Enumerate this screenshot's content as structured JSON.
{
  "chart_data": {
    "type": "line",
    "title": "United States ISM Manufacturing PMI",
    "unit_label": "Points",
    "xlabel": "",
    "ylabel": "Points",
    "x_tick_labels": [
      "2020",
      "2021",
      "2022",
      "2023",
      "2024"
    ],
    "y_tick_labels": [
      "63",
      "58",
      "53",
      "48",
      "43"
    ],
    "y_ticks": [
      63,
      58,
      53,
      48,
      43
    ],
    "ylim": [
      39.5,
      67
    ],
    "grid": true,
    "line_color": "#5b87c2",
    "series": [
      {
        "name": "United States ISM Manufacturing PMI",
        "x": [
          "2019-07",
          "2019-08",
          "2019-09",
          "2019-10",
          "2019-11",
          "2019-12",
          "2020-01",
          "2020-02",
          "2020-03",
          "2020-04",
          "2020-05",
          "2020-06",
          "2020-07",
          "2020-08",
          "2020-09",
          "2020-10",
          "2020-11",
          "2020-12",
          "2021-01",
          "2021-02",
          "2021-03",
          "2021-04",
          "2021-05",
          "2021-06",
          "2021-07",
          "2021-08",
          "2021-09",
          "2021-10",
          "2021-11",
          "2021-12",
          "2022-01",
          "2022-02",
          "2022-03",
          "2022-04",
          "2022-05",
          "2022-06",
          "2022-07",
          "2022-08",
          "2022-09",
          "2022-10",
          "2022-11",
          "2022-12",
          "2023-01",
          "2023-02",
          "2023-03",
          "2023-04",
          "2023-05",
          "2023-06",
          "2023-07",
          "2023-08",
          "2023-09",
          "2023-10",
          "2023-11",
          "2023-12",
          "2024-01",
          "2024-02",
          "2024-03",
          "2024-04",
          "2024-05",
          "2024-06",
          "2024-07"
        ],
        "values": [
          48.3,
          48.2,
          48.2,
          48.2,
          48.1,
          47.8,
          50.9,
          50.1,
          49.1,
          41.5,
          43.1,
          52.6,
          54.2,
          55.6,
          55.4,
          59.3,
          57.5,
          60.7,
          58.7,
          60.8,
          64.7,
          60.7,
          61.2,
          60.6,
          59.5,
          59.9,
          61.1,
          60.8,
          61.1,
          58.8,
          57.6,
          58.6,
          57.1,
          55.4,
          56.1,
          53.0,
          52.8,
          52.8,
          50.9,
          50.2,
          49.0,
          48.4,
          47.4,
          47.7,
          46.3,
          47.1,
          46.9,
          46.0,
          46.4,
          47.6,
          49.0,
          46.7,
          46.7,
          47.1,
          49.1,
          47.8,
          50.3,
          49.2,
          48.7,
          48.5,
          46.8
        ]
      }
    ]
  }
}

--

> **GIVEN TASK**
Copy out each record from above, exactly.

> **SOLUTION TO THIS EXERCISE**
Enumerate this screenshot's content as structured JSON.
{
  "chart_data": {
    "type": "line",
    "title": "United States ISM Manufacturing PMI",
    "unit_label": "Points",
    "xlabel": "",
    "ylabel": "Points",
    "x_tick_labels": [
      "2020",
      "2021",
      "2022",
      "2023",
      "2024"
    ],
    "y_tick_labels": [
      "63",
      "58",
      "53",
      "48",
      "43"
    ],
    "y_ticks": [
      63,
      58,
      53,
      48,
      43
    ],
    "ylim": [
      39.5,
      67
    ],
    "grid": true,
    "line_color": "#5b87c2",
    "series": [
      {
        "name": "United States ISM Manufacturing PMI",
        "x": [
          "2019-07",
          "2019-08",
          "2019-09",
          "2019-10",
          "2019-11",
          "2019-12",
          "2020-01",
          "2020-02",
          "2020-03",
          "2020-04",
          "2020-05",
          "2020-06",
          "2020-07",
          "2020-08",
          "2020-09",
          "2020-10",
          "2020-11",
          "2020-12",
          "2021-01",
          "2021-02",
          "2021-03",
          "2021-04",
          "2021-05",
          "2021-06",
          "2021-07",
          "2021-08",
          "2021-09",
          "2021-10",
          "2021-11",
          "2021-12",
          "2022-01",
          "2022-02",
          "2022-03",
          "2022-04",
          "2022-05",
          "2022-06",
          "2022-07",
          "2022-08",
          "2022-09",
          "2022-10",
          "2022-11",
          "2022-12",
          "2023-01",
          "2023-02",
          "2023-03",
          "2023-04",
          "2023-05",
          "2023-06",
          "2023-07",
          "2023-08",
          "2023-09",
          "2023-10",
          "2023-11",
          "2023-12",
          "2024-01",
          "2024-02",
          "2024-03",
          "2024-04",
          "2024-05",
          "2024-06",
          "2024-07"
        ],
        "values": [
          48.3,
          48.2,
          48.2,
          48.2,
          48.1,
          47.8,
          50.9,
          50.1,
          49.1,
          41.5,
          43.1,
          52.6,
          54.2,
          55.6,
          55.4,
          59.3,
          57.5,
          60.7,
          58.7,
          60.8,
          64.7,
          60.7,
          61.2,
          60.6,
          59.5,
          59.9,
          61.1,
          60.8,
          61.1,
          58.8,
          57.6,
          58.6,
          57.1,
          55.4,
          56.1,
          53.0,
          52.8,
          52.8,
          50.9,
          50.2,
          49.0,
          48.4,
          47.4,
          47.7,
          46.3,
          47.1,
          46.9,
          46.0,
          46.4,
          47.6,
          49.0,
          46.7,
          46.7,
          47.1,
          49.1,
          47.8,
          50.3,
          49.2,
          48.7,
          48.5,
          46.8
        ]
      }
    ]
  }
}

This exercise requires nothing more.